>>>

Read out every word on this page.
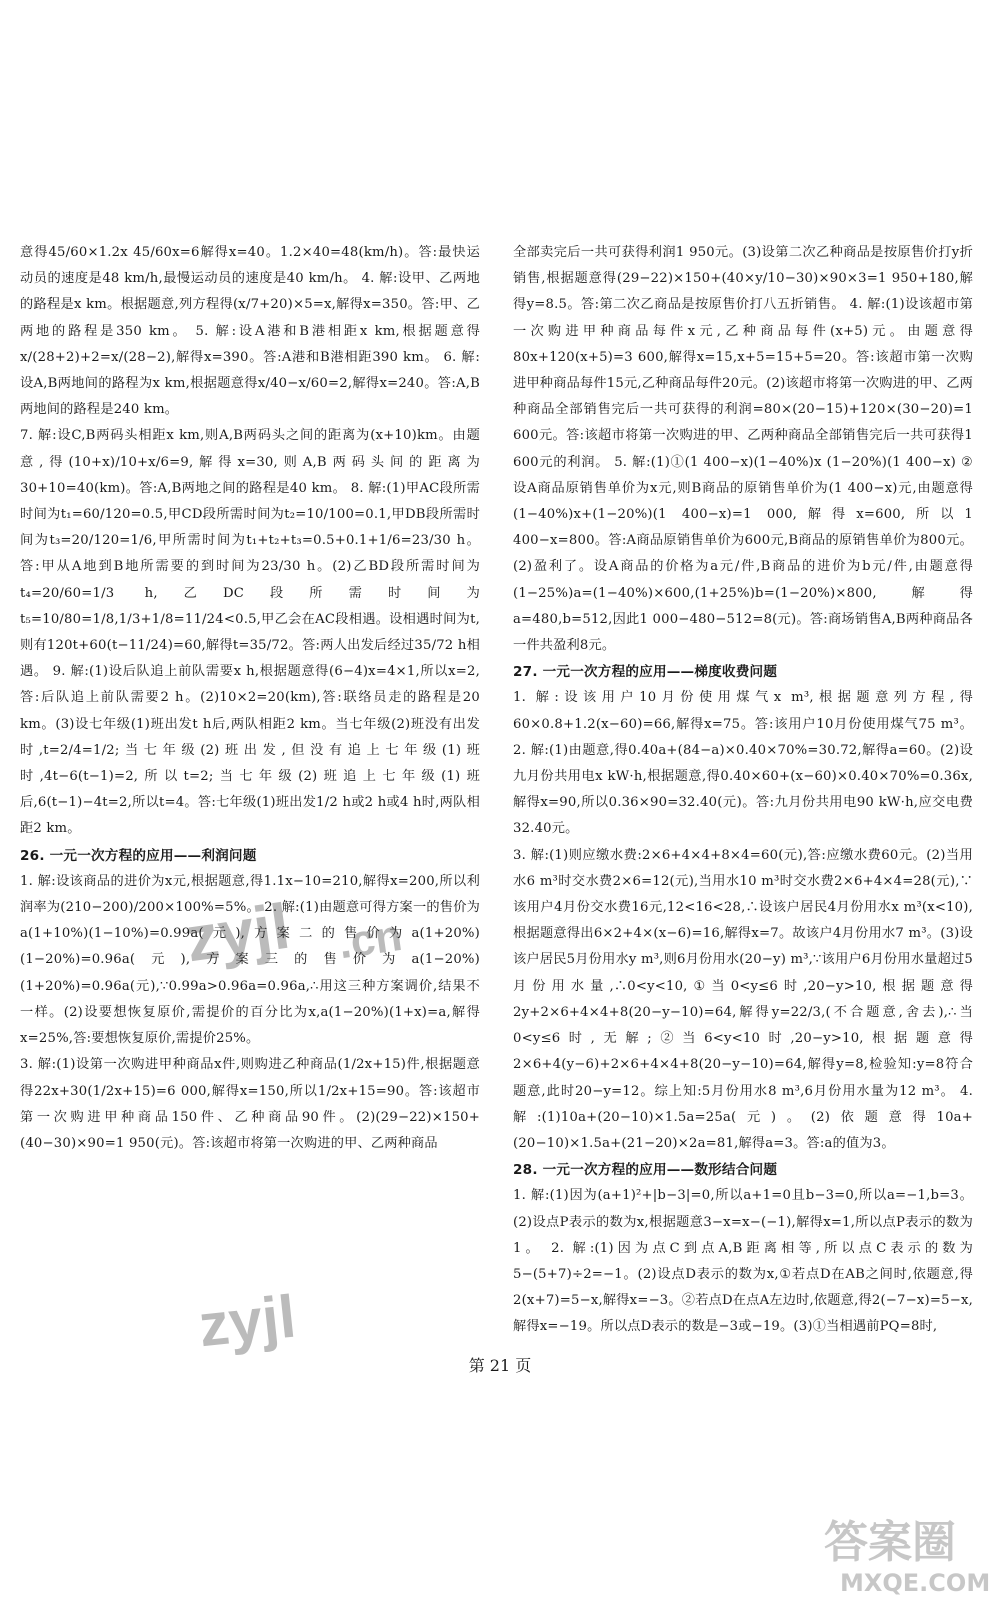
意得45/60×1.2x 45/60x=6解得x=40。1.2×40=48(km/h)。答:最快运动员的速度是48 km/h,最慢运动员的速度是40 km/h。 4. 解:设甲、乙两地的路程是x km。根据题意,列方程得(x/7+20)×5=x,解得x=350。答:甲、乙两地的路程是350 km。 5. 解:设A港和B港相距x km,根据题意得x/(28+2)+2=x/(28−2),解得x=390。答:A港和B港相距390 km。 6. 解:设A,B两地间的路程为x km,根据题意得x/40−x/60=2,解得x=240。答:A,B两地间的路程是240 km。

7. 解:设C,B两码头相距x km,则A,B两码头之间的距离为(x+10)km。由题意,得(10+x)/10+x/6=9,解得x=30,则A,B两码头间的距离为30+10=40(km)。答:A,B两地之间的路程是40 km。 8. 解:(1)甲AC段所需时间为t₁=60/120=0.5,甲CD段所需时间为t₂=10/100=0.1,甲DB段所需时间为t₃=20/120=1/6,甲所需时间为t₁+t₂+t₃=0.5+0.1+1/6=23/30 h。答:甲从A地到B地所需要的到时间为23/30 h。(2)乙BD段所需时间为t₄=20/60=1/3 h,乙DC段所需时间为t₅=10/80=1/8,1/3+1/8=11/24<0.5,甲乙会在AC段相遇。设相遇时间为t,则有120t+60(t−11/24)=60,解得t=35/72。答:两人出发后经过35/72 h相遇。 9. 解:(1)设后队追上前队需要x h,根据题意得(6−4)x=4×1,所以x=2,答:后队追上前队需要2 h。(2)10×2=20(km),答:联络员走的路程是20 km。(3)设七年级(1)班出发t h后,两队相距2 km。当七年级(2)班没有出发时,t=2/4=1/2;当七年级(2)班出发,但没有追上七年级(1)班时,4t−6(t−1)=2,所以t=2;当七年级(2)班追上七年级(1)班后,6(t−1)−4t=2,所以t=4。答:七年级(1)班出发1/2 h或2 h或4 h时,两队相距2 km。

26. 一元一次方程的应用——利润问题

1. 解:设该商品的进价为x元,根据题意,得1.1x−10=210,解得x=200,所以利润率为(210−200)/200×100%=5%。 2. 解:(1)由题意可得方案一的售价为a(1+10%)(1−10%)=0.99a(元),方案二的售价为a(1+20%)(1−20%)=0.96a(元),方案三的售价为a(1−20%)(1+20%)=0.96a(元),∵0.99a>0.96a=0.96a,∴用这三种方案调价,结果不一样。(2)设要想恢复原价,需提价的百分比为x,a(1−20%)(1+x)=a,解得x=25%,答:要想恢复原价,需提价25%。

3. 解:(1)设第一次购进甲种商品x件,则购进乙种商品(1/2x+15)件,根据题意得22x+30(1/2x+15)=6 000,解得x=150,所以1/2x+15=90。答:该超市第一次购进甲种商品150件、乙种商品90件。(2)(29−22)×150+(40−30)×90=1 950(元)。答:该超市将第一次购进的甲、乙两种商品

全部卖完后一共可获得利润1 950元。(3)设第二次乙种商品是按原售价打y折销售,根据题意得(29−22)×150+(40×y/10−30)×90×3=1 950+180,解得y=8.5。答:第二次乙商品是按原售价打八五折销售。 4. 解:(1)设该超市第一次购进甲种商品每件x元,乙种商品每件(x+5)元。由题意得80x+120(x+5)=3 600,解得x=15,x+5=15+5=20。答:该超市第一次购进甲种商品每件15元,乙种商品每件20元。(2)该超市将第一次购进的甲、乙两种商品全部销售完后一共可获得的利润=80×(20−15)+120×(30−20)=1 600元。答:该超市将第一次购进的甲、乙两种商品全部销售完后一共可获得1 600元的利润。 5. 解:(1)①(1 400−x)(1−40%)x (1−20%)(1 400−x) ②设A商品原销售单价为x元,则B商品的原销售单价为(1 400−x)元,由题意得(1−40%)x+(1−20%)(1 400−x)=1 000,解得x=600,所以1 400−x=800。答:A商品原销售单价为600元,B商品的原销售单价为800元。(2)盈利了。设A商品的价格为a元/件,B商品的进价为b元/件,由题意得(1−25%)a=(1−40%)×600,(1+25%)b=(1−20%)×800,解得a=480,b=512,因此1 000−480−512=8(元)。答:商场销售A,B两种商品各一件共盈利8元。

27. 一元一次方程的应用——梯度收费问题

1. 解:设该用户10月份使用煤气x m³,根据题意列方程,得60×0.8+1.2(x−60)=66,解得x=75。答:该用户10月份使用煤气75 m³。 2. 解:(1)由题意,得0.40a+(84−a)×0.40×70%=30.72,解得a=60。(2)设九月份共用电x kW·h,根据题意,得0.40×60+(x−60)×0.40×70%=0.36x,解得x=90,所以0.36×90=32.40(元)。答:九月份共用电90 kW·h,应交电费32.40元。

3. 解:(1)则应缴水费:2×6+4×4+8×4=60(元),答:应缴水费60元。(2)当用水6 m³时交水费2×6=12(元),当用水10 m³时交水费2×6+4×4=28(元),∵该用户4月份交水费16元,12<16<28,∴设该户居民4月份用水x m³(x<10),根据题意得出6×2+4×(x−6)=16,解得x=7。故该户4月份用水7 m³。(3)设该户居民5月份用水y m³,则6月份用水(20−y) m³,∵该用户6月份用水量超过5月份用水量,∴0<y<10,①当0<y≤6时,20−y>10,根据题意得2y+2×6+4×4+8(20−y−10)=64,解得y=22/3,(不合题意,舍去),∴当0<y≤6时,无解;②当6<y<10时,20−y>10,根据题意得2×6+4(y−6)+2×6+4×4+8(20−y−10)=64,解得y=8,检验知:y=8符合题意,此时20−y=12。综上知:5月份用水8 m³,6月份用水量为12 m³。 4. 解:(1)10a+(20−10)×1.5a=25a(元)。(2)依题意得10a+(20−10)×1.5a+(21−20)×2a=81,解得a=3。答:a的值为3。

28. 一元一次方程的应用——数形结合问题

1. 解:(1)因为(a+1)²+|b−3|=0,所以a+1=0且b−3=0,所以a=−1,b=3。(2)设点P表示的数为x,根据题意3−x=x−(−1),解得x=1,所以点P表示的数为1。 2. 解:(1)因为点C到点A,B距离相等,所以点C表示的数为5−(5+7)÷2=−1。(2)设点D表示的数为x,①若点D在AB之间时,依题意,得2(x+7)=5−x,解得x=−3。②若点D在点A左边时,依题意,得2(−7−x)=5−x,解得x=−19。所以点D表示的数是−3或−19。(3)①当相遇前PQ=8时,

第 21 页
zyjl .cn
zyjl
答案圈
MXQE.COM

<<<

→ Written instruction: Your reply is one number: how many lines of the records above contain the word "一元一次方程的应用".

→ Solution: 3